Rows from a figure dataset:
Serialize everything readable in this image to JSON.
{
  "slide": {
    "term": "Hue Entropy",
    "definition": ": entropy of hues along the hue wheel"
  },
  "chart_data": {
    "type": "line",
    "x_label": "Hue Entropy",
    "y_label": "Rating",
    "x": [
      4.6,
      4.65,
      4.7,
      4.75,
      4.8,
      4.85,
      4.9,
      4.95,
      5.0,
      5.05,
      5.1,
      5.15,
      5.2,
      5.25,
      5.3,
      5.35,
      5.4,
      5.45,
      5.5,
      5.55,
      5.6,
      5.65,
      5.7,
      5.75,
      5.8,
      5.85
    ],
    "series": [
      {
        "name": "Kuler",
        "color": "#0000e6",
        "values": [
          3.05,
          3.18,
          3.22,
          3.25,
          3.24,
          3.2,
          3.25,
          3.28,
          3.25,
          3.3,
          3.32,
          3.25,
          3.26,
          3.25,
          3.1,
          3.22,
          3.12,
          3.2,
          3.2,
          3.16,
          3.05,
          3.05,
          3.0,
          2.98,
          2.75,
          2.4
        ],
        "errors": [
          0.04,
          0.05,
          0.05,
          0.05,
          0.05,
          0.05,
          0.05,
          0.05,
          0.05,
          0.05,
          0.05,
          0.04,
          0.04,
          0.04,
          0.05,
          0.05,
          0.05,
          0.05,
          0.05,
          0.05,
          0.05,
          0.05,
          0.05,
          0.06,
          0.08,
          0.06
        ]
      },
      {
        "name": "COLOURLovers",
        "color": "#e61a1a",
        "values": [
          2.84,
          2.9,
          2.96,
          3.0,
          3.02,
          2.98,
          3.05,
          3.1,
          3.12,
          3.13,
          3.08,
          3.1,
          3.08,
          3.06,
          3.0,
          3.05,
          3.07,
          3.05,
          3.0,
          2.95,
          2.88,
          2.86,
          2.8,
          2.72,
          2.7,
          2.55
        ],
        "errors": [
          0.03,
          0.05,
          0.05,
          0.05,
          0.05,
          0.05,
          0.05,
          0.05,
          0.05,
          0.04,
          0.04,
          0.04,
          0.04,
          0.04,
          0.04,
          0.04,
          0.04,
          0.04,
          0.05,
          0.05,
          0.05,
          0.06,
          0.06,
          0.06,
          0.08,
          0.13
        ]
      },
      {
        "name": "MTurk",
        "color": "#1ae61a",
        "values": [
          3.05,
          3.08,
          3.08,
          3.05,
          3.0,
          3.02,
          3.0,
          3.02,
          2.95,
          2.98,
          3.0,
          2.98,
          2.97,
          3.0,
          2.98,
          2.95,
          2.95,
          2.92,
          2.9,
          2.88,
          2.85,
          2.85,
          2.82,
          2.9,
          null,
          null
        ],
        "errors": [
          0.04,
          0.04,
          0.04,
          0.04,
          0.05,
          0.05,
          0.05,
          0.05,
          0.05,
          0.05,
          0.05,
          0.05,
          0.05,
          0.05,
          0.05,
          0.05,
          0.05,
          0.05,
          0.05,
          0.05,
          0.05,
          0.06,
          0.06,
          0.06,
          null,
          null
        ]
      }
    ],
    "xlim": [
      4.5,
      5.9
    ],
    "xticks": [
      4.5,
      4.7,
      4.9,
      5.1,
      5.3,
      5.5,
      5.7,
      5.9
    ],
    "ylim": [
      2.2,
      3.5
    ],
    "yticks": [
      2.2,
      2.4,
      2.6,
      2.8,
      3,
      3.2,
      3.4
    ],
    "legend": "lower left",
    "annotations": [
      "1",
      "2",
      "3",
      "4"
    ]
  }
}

*Given problem*: How many lines of the records contain the string "name"? Respond with the number alone.

*Written response*: 3